Copy out all lines in the data below containing the string "document".

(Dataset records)
++++++
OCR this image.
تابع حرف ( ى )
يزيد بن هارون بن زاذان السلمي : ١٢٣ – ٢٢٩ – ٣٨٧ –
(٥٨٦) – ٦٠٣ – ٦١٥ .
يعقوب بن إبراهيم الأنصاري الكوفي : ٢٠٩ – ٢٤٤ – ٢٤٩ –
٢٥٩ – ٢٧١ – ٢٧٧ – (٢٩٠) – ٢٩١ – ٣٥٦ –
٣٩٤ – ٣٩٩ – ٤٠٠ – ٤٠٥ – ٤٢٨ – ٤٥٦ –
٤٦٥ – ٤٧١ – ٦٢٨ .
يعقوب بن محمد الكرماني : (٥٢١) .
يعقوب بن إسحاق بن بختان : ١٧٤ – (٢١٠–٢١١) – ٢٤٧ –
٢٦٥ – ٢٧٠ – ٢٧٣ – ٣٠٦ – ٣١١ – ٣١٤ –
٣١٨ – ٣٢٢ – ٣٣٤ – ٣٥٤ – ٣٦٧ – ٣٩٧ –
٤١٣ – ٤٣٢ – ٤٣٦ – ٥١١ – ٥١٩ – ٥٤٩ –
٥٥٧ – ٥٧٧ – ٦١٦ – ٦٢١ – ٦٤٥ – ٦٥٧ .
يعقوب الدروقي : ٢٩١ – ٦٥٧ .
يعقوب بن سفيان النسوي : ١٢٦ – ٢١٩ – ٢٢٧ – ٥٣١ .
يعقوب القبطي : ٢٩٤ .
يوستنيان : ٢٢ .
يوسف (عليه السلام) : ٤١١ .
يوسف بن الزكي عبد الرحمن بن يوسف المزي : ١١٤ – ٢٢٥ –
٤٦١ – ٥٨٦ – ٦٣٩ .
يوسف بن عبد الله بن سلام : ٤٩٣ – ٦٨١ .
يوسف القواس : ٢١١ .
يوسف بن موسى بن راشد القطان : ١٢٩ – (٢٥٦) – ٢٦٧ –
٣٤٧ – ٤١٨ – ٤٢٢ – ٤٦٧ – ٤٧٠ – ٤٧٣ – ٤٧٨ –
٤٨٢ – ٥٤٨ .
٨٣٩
++++++
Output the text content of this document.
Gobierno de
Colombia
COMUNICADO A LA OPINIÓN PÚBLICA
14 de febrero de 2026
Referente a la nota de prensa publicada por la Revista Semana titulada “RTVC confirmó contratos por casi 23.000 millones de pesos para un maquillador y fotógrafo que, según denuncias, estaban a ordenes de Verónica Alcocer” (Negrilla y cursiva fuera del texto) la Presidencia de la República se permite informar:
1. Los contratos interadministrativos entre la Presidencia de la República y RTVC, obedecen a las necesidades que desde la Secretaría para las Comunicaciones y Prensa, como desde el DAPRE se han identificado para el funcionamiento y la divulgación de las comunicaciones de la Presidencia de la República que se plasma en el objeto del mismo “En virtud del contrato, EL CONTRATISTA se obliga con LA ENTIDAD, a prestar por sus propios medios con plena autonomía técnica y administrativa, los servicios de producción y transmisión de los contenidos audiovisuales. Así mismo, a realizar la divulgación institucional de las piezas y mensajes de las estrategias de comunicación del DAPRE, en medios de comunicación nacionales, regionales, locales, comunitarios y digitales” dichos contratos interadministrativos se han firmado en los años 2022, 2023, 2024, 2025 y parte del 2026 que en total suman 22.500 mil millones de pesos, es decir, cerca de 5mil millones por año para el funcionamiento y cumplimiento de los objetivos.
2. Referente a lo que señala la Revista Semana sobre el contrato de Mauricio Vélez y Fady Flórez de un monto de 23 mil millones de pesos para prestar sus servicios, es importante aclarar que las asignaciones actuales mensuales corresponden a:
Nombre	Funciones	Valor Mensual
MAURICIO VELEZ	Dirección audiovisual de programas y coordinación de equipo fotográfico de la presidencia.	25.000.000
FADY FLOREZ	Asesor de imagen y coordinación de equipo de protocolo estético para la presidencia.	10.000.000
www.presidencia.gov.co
++++++
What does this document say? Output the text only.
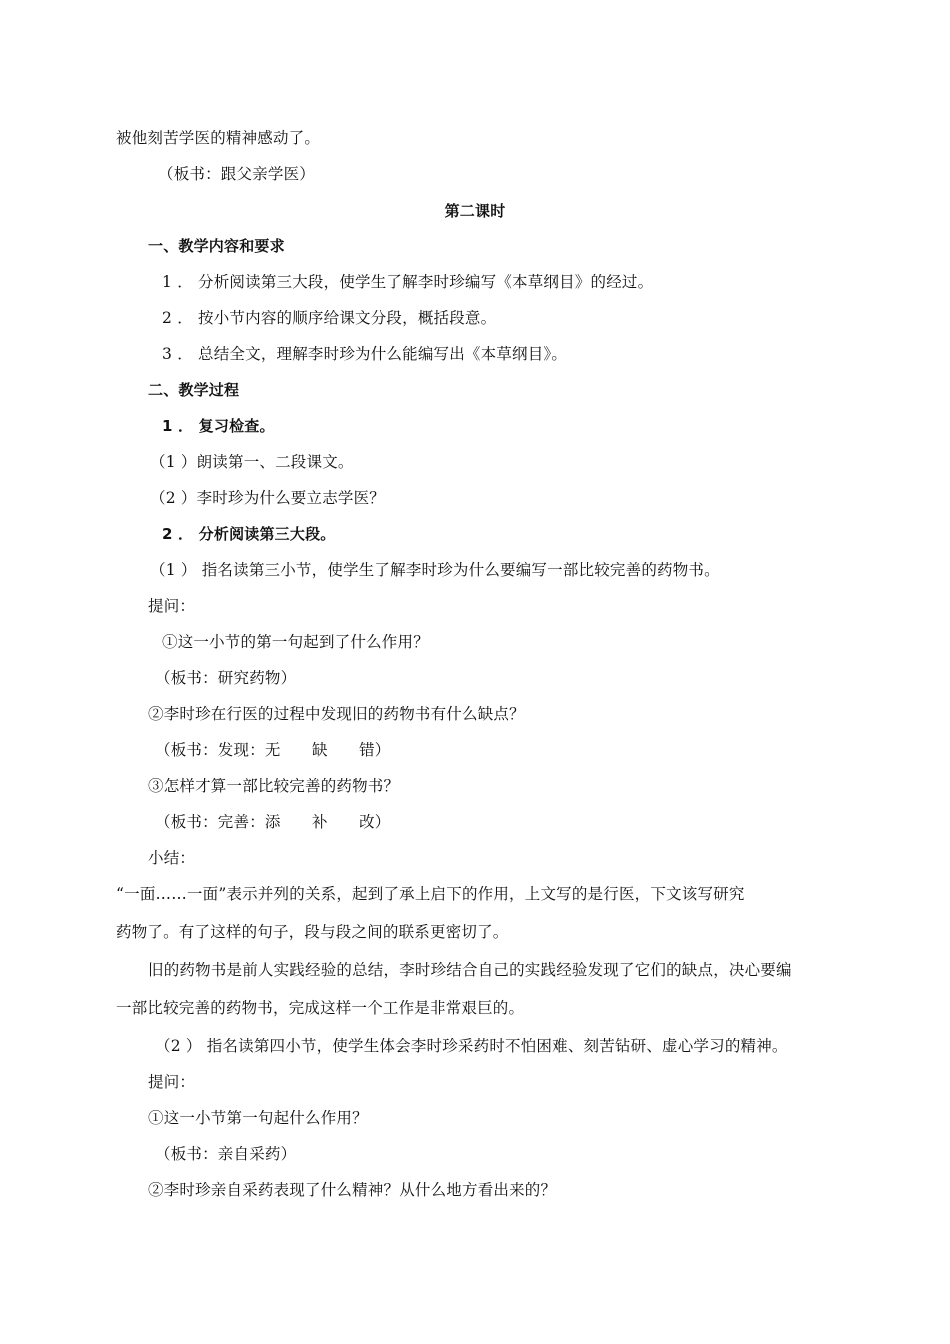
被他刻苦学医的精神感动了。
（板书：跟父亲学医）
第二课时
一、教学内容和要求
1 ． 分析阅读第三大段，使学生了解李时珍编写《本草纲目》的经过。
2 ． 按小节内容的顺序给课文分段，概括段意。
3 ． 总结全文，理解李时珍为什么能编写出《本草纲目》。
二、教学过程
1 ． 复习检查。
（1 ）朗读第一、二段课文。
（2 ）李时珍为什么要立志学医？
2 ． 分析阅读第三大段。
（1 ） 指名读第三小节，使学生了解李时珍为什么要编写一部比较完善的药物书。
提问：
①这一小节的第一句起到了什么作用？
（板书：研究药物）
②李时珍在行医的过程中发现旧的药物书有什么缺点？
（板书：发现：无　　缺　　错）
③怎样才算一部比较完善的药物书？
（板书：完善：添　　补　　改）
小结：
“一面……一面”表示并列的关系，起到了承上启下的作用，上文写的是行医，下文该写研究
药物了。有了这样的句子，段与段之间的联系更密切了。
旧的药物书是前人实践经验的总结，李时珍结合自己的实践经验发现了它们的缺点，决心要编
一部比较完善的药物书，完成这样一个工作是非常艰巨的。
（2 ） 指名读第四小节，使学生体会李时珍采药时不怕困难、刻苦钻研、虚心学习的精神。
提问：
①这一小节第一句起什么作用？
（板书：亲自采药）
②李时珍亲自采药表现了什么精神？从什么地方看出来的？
++++++
TASK OUTPUT:
Output the text content of this document.
What does this document say? Output the text only.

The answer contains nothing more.